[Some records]
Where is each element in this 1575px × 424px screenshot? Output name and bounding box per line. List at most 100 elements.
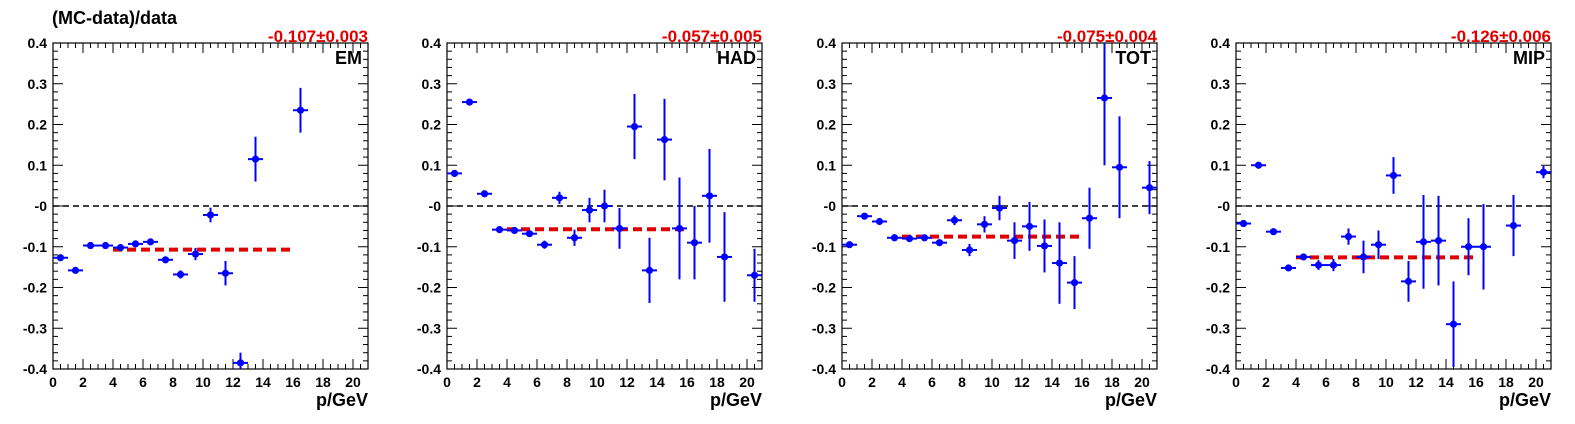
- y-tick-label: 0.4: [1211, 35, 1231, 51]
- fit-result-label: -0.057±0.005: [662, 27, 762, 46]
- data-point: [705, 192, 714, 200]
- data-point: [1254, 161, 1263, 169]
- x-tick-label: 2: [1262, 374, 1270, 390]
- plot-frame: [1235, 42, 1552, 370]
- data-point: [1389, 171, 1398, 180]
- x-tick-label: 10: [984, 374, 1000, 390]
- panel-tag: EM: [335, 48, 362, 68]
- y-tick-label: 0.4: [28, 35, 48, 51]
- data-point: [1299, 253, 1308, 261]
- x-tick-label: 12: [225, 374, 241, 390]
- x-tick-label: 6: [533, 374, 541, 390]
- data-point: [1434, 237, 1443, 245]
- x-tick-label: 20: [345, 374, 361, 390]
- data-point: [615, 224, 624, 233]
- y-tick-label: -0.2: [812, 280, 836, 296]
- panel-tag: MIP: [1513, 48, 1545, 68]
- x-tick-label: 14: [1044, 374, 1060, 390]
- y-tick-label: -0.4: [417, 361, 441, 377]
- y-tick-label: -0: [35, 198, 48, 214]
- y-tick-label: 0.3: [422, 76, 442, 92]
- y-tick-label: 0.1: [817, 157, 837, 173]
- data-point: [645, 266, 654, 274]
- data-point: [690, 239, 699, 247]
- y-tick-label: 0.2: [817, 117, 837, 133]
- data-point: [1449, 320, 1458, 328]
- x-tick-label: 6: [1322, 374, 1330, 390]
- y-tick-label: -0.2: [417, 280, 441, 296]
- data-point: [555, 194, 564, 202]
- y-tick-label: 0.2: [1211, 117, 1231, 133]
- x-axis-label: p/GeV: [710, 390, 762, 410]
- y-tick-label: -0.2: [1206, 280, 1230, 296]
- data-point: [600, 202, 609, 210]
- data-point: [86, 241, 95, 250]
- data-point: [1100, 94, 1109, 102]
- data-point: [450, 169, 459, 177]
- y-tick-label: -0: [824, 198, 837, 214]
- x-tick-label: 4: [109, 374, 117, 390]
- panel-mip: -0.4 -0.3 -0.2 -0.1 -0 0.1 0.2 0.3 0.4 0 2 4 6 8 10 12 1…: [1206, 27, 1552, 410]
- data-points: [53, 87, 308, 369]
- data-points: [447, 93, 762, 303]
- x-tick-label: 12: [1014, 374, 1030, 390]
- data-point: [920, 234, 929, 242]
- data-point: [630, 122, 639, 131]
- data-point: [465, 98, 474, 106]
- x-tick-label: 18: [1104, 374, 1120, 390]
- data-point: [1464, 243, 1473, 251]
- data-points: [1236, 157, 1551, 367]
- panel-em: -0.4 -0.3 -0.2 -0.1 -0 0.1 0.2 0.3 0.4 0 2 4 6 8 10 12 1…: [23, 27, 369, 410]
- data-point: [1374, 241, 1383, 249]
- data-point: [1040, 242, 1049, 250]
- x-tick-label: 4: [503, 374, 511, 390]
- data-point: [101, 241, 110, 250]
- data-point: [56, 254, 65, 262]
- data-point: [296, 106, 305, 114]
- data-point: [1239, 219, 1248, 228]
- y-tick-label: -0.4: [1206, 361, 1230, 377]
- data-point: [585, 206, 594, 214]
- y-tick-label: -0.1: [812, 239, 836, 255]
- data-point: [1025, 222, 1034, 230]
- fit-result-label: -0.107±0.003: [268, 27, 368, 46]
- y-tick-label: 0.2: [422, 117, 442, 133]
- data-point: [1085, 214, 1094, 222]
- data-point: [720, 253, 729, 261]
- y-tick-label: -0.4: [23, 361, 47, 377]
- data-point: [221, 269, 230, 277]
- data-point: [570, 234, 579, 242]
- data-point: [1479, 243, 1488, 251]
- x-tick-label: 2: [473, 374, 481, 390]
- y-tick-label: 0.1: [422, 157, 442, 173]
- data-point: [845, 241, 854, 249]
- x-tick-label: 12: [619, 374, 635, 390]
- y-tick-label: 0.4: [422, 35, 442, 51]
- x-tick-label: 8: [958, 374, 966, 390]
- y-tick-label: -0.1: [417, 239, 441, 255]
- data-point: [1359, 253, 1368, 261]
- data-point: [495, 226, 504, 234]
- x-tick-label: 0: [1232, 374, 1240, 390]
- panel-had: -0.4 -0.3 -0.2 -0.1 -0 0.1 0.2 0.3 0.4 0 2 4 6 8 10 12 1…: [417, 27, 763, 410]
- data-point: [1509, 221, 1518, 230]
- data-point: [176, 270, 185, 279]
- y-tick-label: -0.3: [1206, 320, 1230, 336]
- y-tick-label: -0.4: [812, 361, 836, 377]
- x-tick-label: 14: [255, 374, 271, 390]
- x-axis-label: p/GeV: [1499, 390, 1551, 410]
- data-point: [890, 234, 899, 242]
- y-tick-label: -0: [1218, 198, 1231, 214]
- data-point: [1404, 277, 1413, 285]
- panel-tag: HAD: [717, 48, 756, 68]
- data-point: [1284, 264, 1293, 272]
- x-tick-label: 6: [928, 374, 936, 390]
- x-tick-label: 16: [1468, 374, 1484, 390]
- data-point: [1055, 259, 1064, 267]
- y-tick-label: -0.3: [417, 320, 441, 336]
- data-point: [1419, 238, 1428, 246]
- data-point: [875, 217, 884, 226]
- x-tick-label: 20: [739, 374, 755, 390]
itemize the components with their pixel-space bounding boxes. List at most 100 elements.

PROMPT =>
Copy every line of the records above word for word, leaving out the pictures.

RESPONSE =>
Where is each element in this 1575px × 424px screenshot? Output name and bounding box per line. List at most 100 elements.
- y-tick-label: 0.4: [1211, 35, 1231, 51]
- fit-result-label: -0.057±0.005: [662, 27, 762, 46]
- data-point: [705, 192, 714, 200]
- data-point: [1254, 161, 1263, 169]
- x-tick-label: 2: [1262, 374, 1270, 390]
- plot-frame: [1235, 42, 1552, 370]
- data-point: [1389, 171, 1398, 180]
- x-tick-label: 10: [984, 374, 1000, 390]
- panel-tag: EM: [335, 48, 362, 68]
- y-tick-label: 0.4: [28, 35, 48, 51]
- data-point: [1299, 253, 1308, 261]
- x-tick-label: 12: [225, 374, 241, 390]
- x-tick-label: 6: [533, 374, 541, 390]
- data-point: [1434, 237, 1443, 245]
- x-tick-label: 20: [345, 374, 361, 390]
- data-point: [615, 224, 624, 233]
- y-tick-label: -0.2: [812, 280, 836, 296]
- panel-tag: MIP: [1513, 48, 1545, 68]
- x-tick-label: 14: [1044, 374, 1060, 390]
- y-tick-label: -0.4: [417, 361, 441, 377]
- y-tick-label: -0: [35, 198, 48, 214]
- y-tick-label: 0.3: [422, 76, 442, 92]
- y-tick-label: 0.1: [817, 157, 837, 173]
- data-point: [645, 266, 654, 274]
- data-point: [690, 239, 699, 247]
- y-tick-label: 0.2: [817, 117, 837, 133]
- data-point: [1449, 320, 1458, 328]
- x-tick-label: 6: [1322, 374, 1330, 390]
- y-tick-label: -0.2: [417, 280, 441, 296]
- data-point: [555, 194, 564, 202]
- y-tick-label: 0.2: [1211, 117, 1231, 133]
- x-axis-label: p/GeV: [710, 390, 762, 410]
- y-tick-label: -0.2: [1206, 280, 1230, 296]
- data-point: [600, 202, 609, 210]
- data-point: [86, 241, 95, 250]
- data-point: [1100, 94, 1109, 102]
- data-point: [450, 169, 459, 177]
- y-tick-label: -0: [824, 198, 837, 214]
- x-tick-label: 4: [109, 374, 117, 390]
- panel-mip: -0.4 -0.3 -0.2 -0.1 -0 0.1 0.2 0.3 0.4 0 2 4 6 8 10 12 1…: [1206, 27, 1552, 410]
- data-points: [53, 87, 308, 369]
- data-points: [447, 93, 762, 303]
- x-tick-label: 12: [1014, 374, 1030, 390]
- data-point: [920, 234, 929, 242]
- data-point: [630, 122, 639, 131]
- data-point: [465, 98, 474, 106]
- x-tick-label: 18: [1104, 374, 1120, 390]
- data-point: [1464, 243, 1473, 251]
- data-points: [1236, 157, 1551, 367]
- panel-em: -0.4 -0.3 -0.2 -0.1 -0 0.1 0.2 0.3 0.4 0 2 4 6 8 10 12 1…: [23, 27, 369, 410]
- data-point: [1374, 241, 1383, 249]
- data-point: [1040, 242, 1049, 250]
- x-tick-label: 4: [503, 374, 511, 390]
- data-point: [101, 241, 110, 250]
- data-point: [56, 254, 65, 262]
- data-point: [296, 106, 305, 114]
- data-point: [1239, 219, 1248, 228]
- y-tick-label: -0.4: [1206, 361, 1230, 377]
- data-point: [585, 206, 594, 214]
- y-tick-label: -0.1: [812, 239, 836, 255]
- data-point: [1025, 222, 1034, 230]
- fit-result-label: -0.107±0.003: [268, 27, 368, 46]
- y-tick-label: 0.2: [422, 117, 442, 133]
- data-point: [1085, 214, 1094, 222]
- data-point: [720, 253, 729, 261]
- y-tick-label: -0.4: [23, 361, 47, 377]
- data-point: [221, 269, 230, 277]
- data-point: [570, 234, 579, 242]
- data-point: [1479, 243, 1488, 251]
- x-tick-label: 2: [473, 374, 481, 390]
- y-tick-label: 0.1: [422, 157, 442, 173]
- data-point: [845, 241, 854, 249]
- x-tick-label: 12: [619, 374, 635, 390]
- y-tick-label: 0.4: [422, 35, 442, 51]
- x-tick-label: 8: [958, 374, 966, 390]
- y-tick-label: -0.1: [417, 239, 441, 255]
- data-point: [1359, 253, 1368, 261]
- data-point: [495, 226, 504, 234]
- x-tick-label: 0: [1232, 374, 1240, 390]
- panel-had: -0.4 -0.3 -0.2 -0.1 -0 0.1 0.2 0.3 0.4 0 2 4 6 8 10 12 1…: [417, 27, 763, 410]
- data-point: [1509, 221, 1518, 230]
- data-point: [176, 270, 185, 279]
- y-tick-label: -0.3: [1206, 320, 1230, 336]
- y-tick-label: -0.4: [812, 361, 836, 377]
- x-tick-label: 14: [255, 374, 271, 390]
- x-axis-label: p/GeV: [1499, 390, 1551, 410]
- data-point: [890, 234, 899, 242]
- y-tick-label: -0: [1218, 198, 1231, 214]
- data-point: [1404, 277, 1413, 285]
- panel-tag: HAD: [717, 48, 756, 68]
- data-point: [1284, 264, 1293, 272]
- x-tick-label: 6: [928, 374, 936, 390]
- x-tick-label: 16: [1468, 374, 1484, 390]
- data-point: [1055, 259, 1064, 267]
- y-tick-label: -0.3: [417, 320, 441, 336]
- data-point: [1419, 238, 1428, 246]
- data-point: [875, 217, 884, 226]
- x-tick-label: 20: [739, 374, 755, 390]
itemize the components with their pixel-space bounding boxes. List at most 100 elements.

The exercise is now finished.